Task to carry out -> Extract every one of the lines below and reproduce each one character for character.

Records of where elements are placed ->
[start]

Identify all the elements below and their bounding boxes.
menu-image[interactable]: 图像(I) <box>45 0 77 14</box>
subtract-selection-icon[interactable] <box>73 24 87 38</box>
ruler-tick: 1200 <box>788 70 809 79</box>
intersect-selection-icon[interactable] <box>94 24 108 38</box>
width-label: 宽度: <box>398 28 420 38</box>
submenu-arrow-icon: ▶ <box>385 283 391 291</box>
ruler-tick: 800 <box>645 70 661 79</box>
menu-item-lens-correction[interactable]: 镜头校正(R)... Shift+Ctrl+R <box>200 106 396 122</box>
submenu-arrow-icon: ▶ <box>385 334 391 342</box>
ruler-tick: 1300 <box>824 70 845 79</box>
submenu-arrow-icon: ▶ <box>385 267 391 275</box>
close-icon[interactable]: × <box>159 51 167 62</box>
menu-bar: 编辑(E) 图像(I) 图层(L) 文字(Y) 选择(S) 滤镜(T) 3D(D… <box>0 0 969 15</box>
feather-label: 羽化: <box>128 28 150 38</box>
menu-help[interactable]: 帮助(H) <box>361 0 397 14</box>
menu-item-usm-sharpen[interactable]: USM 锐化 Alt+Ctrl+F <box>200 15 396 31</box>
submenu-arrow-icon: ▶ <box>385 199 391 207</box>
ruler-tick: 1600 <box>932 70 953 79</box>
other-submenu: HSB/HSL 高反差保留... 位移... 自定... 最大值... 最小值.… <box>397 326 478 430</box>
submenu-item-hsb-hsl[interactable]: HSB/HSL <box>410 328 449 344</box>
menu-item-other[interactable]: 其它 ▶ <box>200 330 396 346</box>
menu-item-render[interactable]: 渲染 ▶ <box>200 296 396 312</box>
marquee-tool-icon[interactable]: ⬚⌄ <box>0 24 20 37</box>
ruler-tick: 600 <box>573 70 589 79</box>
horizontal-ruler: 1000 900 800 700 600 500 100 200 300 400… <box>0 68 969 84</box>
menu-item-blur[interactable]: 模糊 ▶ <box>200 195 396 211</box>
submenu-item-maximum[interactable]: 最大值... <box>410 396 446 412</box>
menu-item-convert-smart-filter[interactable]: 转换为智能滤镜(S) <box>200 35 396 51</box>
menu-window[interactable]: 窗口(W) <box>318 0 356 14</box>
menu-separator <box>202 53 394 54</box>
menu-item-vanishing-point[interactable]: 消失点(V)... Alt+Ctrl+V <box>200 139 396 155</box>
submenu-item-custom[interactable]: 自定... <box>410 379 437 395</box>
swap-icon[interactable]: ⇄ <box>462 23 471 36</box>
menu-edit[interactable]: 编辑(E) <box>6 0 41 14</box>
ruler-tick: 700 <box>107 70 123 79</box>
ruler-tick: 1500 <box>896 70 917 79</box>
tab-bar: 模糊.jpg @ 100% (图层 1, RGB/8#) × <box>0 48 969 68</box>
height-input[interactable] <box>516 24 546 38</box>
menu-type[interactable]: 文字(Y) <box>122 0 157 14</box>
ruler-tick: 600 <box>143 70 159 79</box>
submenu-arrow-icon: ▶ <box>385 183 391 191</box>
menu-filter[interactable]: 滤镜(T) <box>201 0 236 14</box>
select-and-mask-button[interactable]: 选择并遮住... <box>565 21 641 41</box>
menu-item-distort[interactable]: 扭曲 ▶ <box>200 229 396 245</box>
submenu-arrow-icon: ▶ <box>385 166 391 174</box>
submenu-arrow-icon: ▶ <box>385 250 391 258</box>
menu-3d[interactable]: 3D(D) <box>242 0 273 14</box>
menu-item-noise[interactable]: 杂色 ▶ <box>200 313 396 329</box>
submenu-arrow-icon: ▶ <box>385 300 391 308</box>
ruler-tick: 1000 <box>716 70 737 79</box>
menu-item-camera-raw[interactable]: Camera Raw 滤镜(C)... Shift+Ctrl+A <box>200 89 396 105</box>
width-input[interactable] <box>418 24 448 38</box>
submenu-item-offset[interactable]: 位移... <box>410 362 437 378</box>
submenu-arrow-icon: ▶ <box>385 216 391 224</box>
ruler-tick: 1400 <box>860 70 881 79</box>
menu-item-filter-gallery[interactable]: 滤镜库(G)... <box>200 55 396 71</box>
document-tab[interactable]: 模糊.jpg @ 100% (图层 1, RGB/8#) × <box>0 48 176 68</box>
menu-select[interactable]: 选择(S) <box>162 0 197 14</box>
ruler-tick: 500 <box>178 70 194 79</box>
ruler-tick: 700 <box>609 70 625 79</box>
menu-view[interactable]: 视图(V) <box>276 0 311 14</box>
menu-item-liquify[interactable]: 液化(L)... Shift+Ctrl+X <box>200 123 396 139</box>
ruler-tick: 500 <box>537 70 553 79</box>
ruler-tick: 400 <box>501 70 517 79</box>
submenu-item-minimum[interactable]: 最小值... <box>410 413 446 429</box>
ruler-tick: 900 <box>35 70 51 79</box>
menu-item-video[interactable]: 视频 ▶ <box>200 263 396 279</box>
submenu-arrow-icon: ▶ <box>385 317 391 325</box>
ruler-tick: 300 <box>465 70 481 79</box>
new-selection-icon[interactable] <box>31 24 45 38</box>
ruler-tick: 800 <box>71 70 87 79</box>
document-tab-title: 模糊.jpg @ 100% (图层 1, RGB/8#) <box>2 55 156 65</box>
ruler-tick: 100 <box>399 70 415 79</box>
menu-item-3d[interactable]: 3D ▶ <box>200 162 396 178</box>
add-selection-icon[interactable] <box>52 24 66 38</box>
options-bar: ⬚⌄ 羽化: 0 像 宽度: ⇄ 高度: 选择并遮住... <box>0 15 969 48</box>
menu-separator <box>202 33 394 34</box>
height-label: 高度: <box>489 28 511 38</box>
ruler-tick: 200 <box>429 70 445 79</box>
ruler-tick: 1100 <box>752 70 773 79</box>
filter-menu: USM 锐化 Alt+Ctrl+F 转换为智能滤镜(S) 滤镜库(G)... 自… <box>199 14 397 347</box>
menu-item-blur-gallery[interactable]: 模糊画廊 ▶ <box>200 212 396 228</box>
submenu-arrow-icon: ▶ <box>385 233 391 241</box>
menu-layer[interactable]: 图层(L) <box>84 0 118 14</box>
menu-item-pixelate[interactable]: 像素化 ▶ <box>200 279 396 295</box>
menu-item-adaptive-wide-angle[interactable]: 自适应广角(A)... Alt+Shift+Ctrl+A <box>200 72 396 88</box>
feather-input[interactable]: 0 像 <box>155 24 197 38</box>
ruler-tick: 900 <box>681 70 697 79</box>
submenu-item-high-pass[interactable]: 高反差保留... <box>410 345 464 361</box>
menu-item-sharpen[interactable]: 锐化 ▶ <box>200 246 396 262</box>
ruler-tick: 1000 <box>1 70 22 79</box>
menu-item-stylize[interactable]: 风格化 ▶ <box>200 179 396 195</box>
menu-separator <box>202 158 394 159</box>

[end]

Completed task ->
Identify all the elements below and their bounding boxes.
menu-image[interactable]: 图像(I) <box>45 0 77 14</box>
subtract-selection-icon[interactable] <box>73 24 87 38</box>
ruler-tick: 1200 <box>788 70 809 79</box>
intersect-selection-icon[interactable] <box>94 24 108 38</box>
width-label: 宽度: <box>398 28 420 38</box>
submenu-arrow-icon: ▶ <box>385 283 391 291</box>
ruler-tick: 800 <box>645 70 661 79</box>
menu-item-lens-correction[interactable]: 镜头校正(R)... Shift+Ctrl+R <box>200 106 396 122</box>
submenu-arrow-icon: ▶ <box>385 334 391 342</box>
ruler-tick: 1300 <box>824 70 845 79</box>
submenu-arrow-icon: ▶ <box>385 267 391 275</box>
close-icon[interactable]: × <box>159 51 167 62</box>
menu-bar: 编辑(E) 图像(I) 图层(L) 文字(Y) 选择(S) 滤镜(T) 3D(D… <box>0 0 969 15</box>
feather-label: 羽化: <box>128 28 150 38</box>
menu-help[interactable]: 帮助(H) <box>361 0 397 14</box>
menu-item-usm-sharpen[interactable]: USM 锐化 Alt+Ctrl+F <box>200 15 396 31</box>
submenu-arrow-icon: ▶ <box>385 199 391 207</box>
ruler-tick: 1600 <box>932 70 953 79</box>
other-submenu: HSB/HSL 高反差保留... 位移... 自定... 最大值... 最小值.… <box>397 326 478 430</box>
submenu-item-hsb-hsl[interactable]: HSB/HSL <box>410 328 449 344</box>
menu-item-other[interactable]: 其它 ▶ <box>200 330 396 346</box>
menu-item-render[interactable]: 渲染 ▶ <box>200 296 396 312</box>
marquee-tool-icon[interactable]: ⬚⌄ <box>0 24 20 37</box>
ruler-tick: 600 <box>573 70 589 79</box>
horizontal-ruler: 1000 900 800 700 600 500 100 200 300 400… <box>0 68 969 84</box>
menu-item-blur[interactable]: 模糊 ▶ <box>200 195 396 211</box>
submenu-item-maximum[interactable]: 最大值... <box>410 396 446 412</box>
menu-item-convert-smart-filter[interactable]: 转换为智能滤镜(S) <box>200 35 396 51</box>
menu-window[interactable]: 窗口(W) <box>318 0 356 14</box>
menu-separator <box>202 53 394 54</box>
menu-item-vanishing-point[interactable]: 消失点(V)... Alt+Ctrl+V <box>200 139 396 155</box>
submenu-item-custom[interactable]: 自定... <box>410 379 437 395</box>
swap-icon[interactable]: ⇄ <box>462 23 471 36</box>
menu-edit[interactable]: 编辑(E) <box>6 0 41 14</box>
ruler-tick: 700 <box>107 70 123 79</box>
ruler-tick: 1500 <box>896 70 917 79</box>
tab-bar: 模糊.jpg @ 100% (图层 1, RGB/8#) × <box>0 48 969 68</box>
height-input[interactable] <box>516 24 546 38</box>
menu-type[interactable]: 文字(Y) <box>122 0 157 14</box>
ruler-tick: 600 <box>143 70 159 79</box>
submenu-arrow-icon: ▶ <box>385 183 391 191</box>
menu-filter[interactable]: 滤镜(T) <box>201 0 236 14</box>
select-and-mask-button[interactable]: 选择并遮住... <box>565 21 641 41</box>
menu-item-distort[interactable]: 扭曲 ▶ <box>200 229 396 245</box>
submenu-arrow-icon: ▶ <box>385 166 391 174</box>
submenu-arrow-icon: ▶ <box>385 250 391 258</box>
menu-3d[interactable]: 3D(D) <box>242 0 273 14</box>
menu-item-noise[interactable]: 杂色 ▶ <box>200 313 396 329</box>
submenu-arrow-icon: ▶ <box>385 300 391 308</box>
ruler-tick: 1000 <box>716 70 737 79</box>
menu-item-camera-raw[interactable]: Camera Raw 滤镜(C)... Shift+Ctrl+A <box>200 89 396 105</box>
width-input[interactable] <box>418 24 448 38</box>
submenu-item-offset[interactable]: 位移... <box>410 362 437 378</box>
submenu-arrow-icon: ▶ <box>385 216 391 224</box>
ruler-tick: 1400 <box>860 70 881 79</box>
menu-item-filter-gallery[interactable]: 滤镜库(G)... <box>200 55 396 71</box>
document-tab[interactable]: 模糊.jpg @ 100% (图层 1, RGB/8#) × <box>0 48 176 68</box>
menu-select[interactable]: 选择(S) <box>162 0 197 14</box>
ruler-tick: 500 <box>178 70 194 79</box>
ruler-tick: 700 <box>609 70 625 79</box>
menu-view[interactable]: 视图(V) <box>276 0 311 14</box>
menu-item-liquify[interactable]: 液化(L)... Shift+Ctrl+X <box>200 123 396 139</box>
ruler-tick: 500 <box>537 70 553 79</box>
ruler-tick: 400 <box>501 70 517 79</box>
submenu-item-minimum[interactable]: 最小值... <box>410 413 446 429</box>
ruler-tick: 900 <box>35 70 51 79</box>
menu-item-video[interactable]: 视频 ▶ <box>200 263 396 279</box>
submenu-arrow-icon: ▶ <box>385 317 391 325</box>
ruler-tick: 300 <box>465 70 481 79</box>
new-selection-icon[interactable] <box>31 24 45 38</box>
ruler-tick: 800 <box>71 70 87 79</box>
document-tab-title: 模糊.jpg @ 100% (图层 1, RGB/8#) <box>2 55 156 65</box>
ruler-tick: 100 <box>399 70 415 79</box>
menu-item-3d[interactable]: 3D ▶ <box>200 162 396 178</box>
add-selection-icon[interactable] <box>52 24 66 38</box>
options-bar: ⬚⌄ 羽化: 0 像 宽度: ⇄ 高度: 选择并遮住... <box>0 15 969 48</box>
menu-separator <box>202 33 394 34</box>
height-label: 高度: <box>489 28 511 38</box>
ruler-tick: 200 <box>429 70 445 79</box>
ruler-tick: 1100 <box>752 70 773 79</box>
filter-menu: USM 锐化 Alt+Ctrl+F 转换为智能滤镜(S) 滤镜库(G)... 自… <box>199 14 397 347</box>
menu-item-blur-gallery[interactable]: 模糊画廊 ▶ <box>200 212 396 228</box>
submenu-arrow-icon: ▶ <box>385 233 391 241</box>
menu-layer[interactable]: 图层(L) <box>84 0 118 14</box>
menu-item-pixelate[interactable]: 像素化 ▶ <box>200 279 396 295</box>
menu-item-adaptive-wide-angle[interactable]: 自适应广角(A)... Alt+Shift+Ctrl+A <box>200 72 396 88</box>
feather-input[interactable]: 0 像 <box>155 24 197 38</box>
ruler-tick: 900 <box>681 70 697 79</box>
submenu-item-high-pass[interactable]: 高反差保留... <box>410 345 464 361</box>
menu-item-sharpen[interactable]: 锐化 ▶ <box>200 246 396 262</box>
ruler-tick: 1000 <box>1 70 22 79</box>
menu-item-stylize[interactable]: 风格化 ▶ <box>200 179 396 195</box>
menu-separator <box>202 158 394 159</box>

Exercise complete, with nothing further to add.